§ **DIRECTIONS FOR THIS TASK**
Write out all the entries word for word and omit any pictures.

[Extracted data entries]
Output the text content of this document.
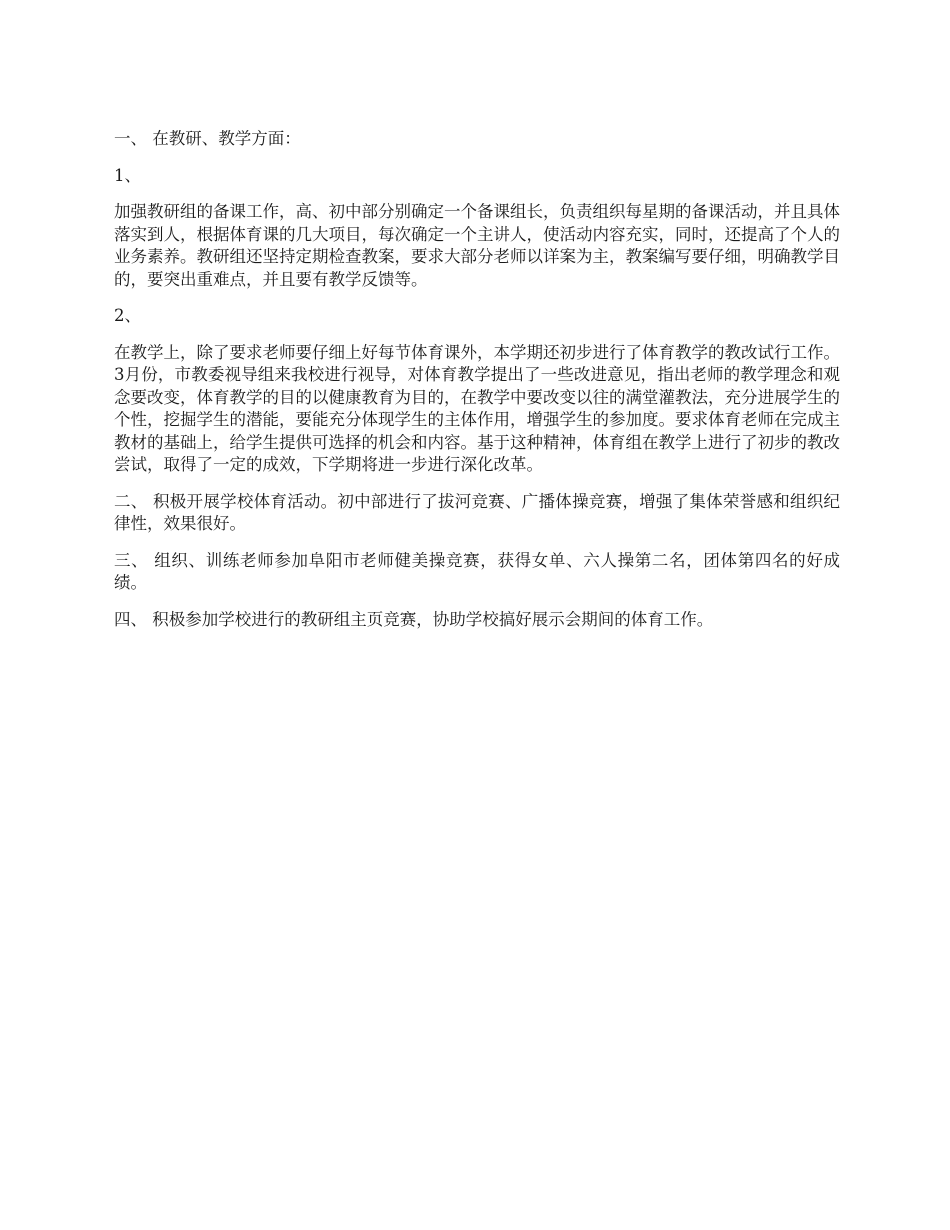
一、 在教研、教学方面：

1、

加强教研组的备课工作，高、初中部分别确定一个备课组长，负责组织每星期的备课活动，并且具体落实到人，根据体育课的几大项目，每次确定一个主讲人，使活动内容充实，同时，还提高了个人的业务素养。教研组还坚持定期检查教案，要求大部分老师以详案为主，教案编写要仔细，明确教学目的，要突出重难点，并且要有教学反馈等。

2、

在教学上，除了要求老师要仔细上好每节体育课外，本学期还初步进行了体育教学的教改试行工作。3月份，市教委视导组来我校进行视导，对体育教学提出了一些改进意见，指出老师的教学理念和观念要改变，体育教学的目的以健康教育为目的，在教学中要改变以往的满堂灌教法，充分进展学生的个性，挖掘学生的潜能，要能充分体现学生的主体作用，增强学生的参加度。要求体育老师在完成主教材的基础上，给学生提供可选择的机会和内容。基于这种精神，体育组在教学上进行了初步的教改尝试，取得了一定的成效，下学期将进一步进行深化改革。

二、 积极开展学校体育活动。初中部进行了拔河竞赛、广播体操竞赛，增强了集体荣誉感和组织纪律性，效果很好。

三、 组织、训练老师参加阜阳市老师健美操竞赛，获得女单、六人操第二名，团体第四名的好成绩。

四、 积极参加学校进行的教研组主页竞赛，协助学校搞好展示会期间的体育工作。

§ **THE OUTPUT**
Output the text content of this document.
一、 在教研、教学方面：

1、

加强教研组的备课工作，高、初中部分别确定一个备课组长，负责组织每星期的备课活动，并且具体落实到人，根据体育课的几大项目，每次确定一个主讲人，使活动内容充实，同时，还提高了个人的业务素养。教研组还坚持定期检查教案，要求大部分老师以详案为主，教案编写要仔细，明确教学目的，要突出重难点，并且要有教学反馈等。

2、

在教学上，除了要求老师要仔细上好每节体育课外，本学期还初步进行了体育教学的教改试行工作。3月份，市教委视导组来我校进行视导，对体育教学提出了一些改进意见，指出老师的教学理念和观念要改变，体育教学的目的以健康教育为目的，在教学中要改变以往的满堂灌教法，充分进展学生的个性，挖掘学生的潜能，要能充分体现学生的主体作用，增强学生的参加度。要求体育老师在完成主教材的基础上，给学生提供可选择的机会和内容。基于这种精神，体育组在教学上进行了初步的教改尝试，取得了一定的成效，下学期将进一步进行深化改革。

二、 积极开展学校体育活动。初中部进行了拔河竞赛、广播体操竞赛，增强了集体荣誉感和组织纪律性，效果很好。

三、 组织、训练老师参加阜阳市老师健美操竞赛，获得女单、六人操第二名，团体第四名的好成绩。

四、 积极参加学校进行的教研组主页竞赛，协助学校搞好展示会期间的体育工作。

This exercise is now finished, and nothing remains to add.